To be done:
Copy all the entries word for word, but omit the pictures.

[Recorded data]
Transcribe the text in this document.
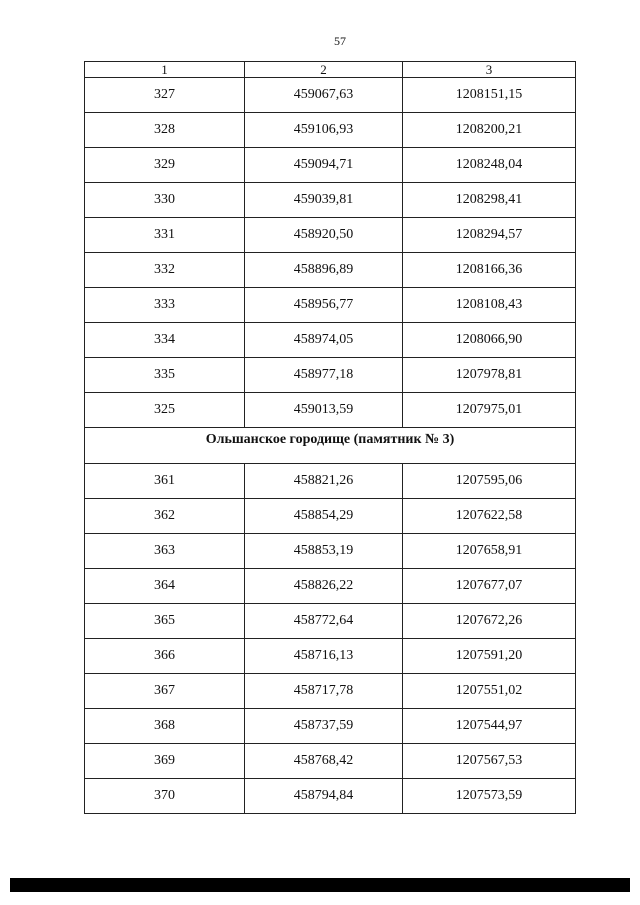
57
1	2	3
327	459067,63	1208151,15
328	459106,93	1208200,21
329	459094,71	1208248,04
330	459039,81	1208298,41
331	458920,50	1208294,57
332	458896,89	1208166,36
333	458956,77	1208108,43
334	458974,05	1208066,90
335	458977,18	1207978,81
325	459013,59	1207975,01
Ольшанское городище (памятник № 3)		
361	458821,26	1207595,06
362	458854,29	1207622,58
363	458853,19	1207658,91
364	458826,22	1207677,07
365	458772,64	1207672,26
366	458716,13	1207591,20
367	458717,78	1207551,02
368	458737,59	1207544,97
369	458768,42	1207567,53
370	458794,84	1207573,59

Complete answer:
Transcribe the text in this document.
57
1	2	3
327	459067,63	1208151,15
328	459106,93	1208200,21
329	459094,71	1208248,04
330	459039,81	1208298,41
331	458920,50	1208294,57
332	458896,89	1208166,36
333	458956,77	1208108,43
334	458974,05	1208066,90
335	458977,18	1207978,81
325	459013,59	1207975,01
Ольшанское городище (памятник № 3)		
361	458821,26	1207595,06
362	458854,29	1207622,58
363	458853,19	1207658,91
364	458826,22	1207677,07
365	458772,64	1207672,26
366	458716,13	1207591,20
367	458717,78	1207551,02
368	458737,59	1207544,97
369	458768,42	1207567,53
370	458794,84	1207573,59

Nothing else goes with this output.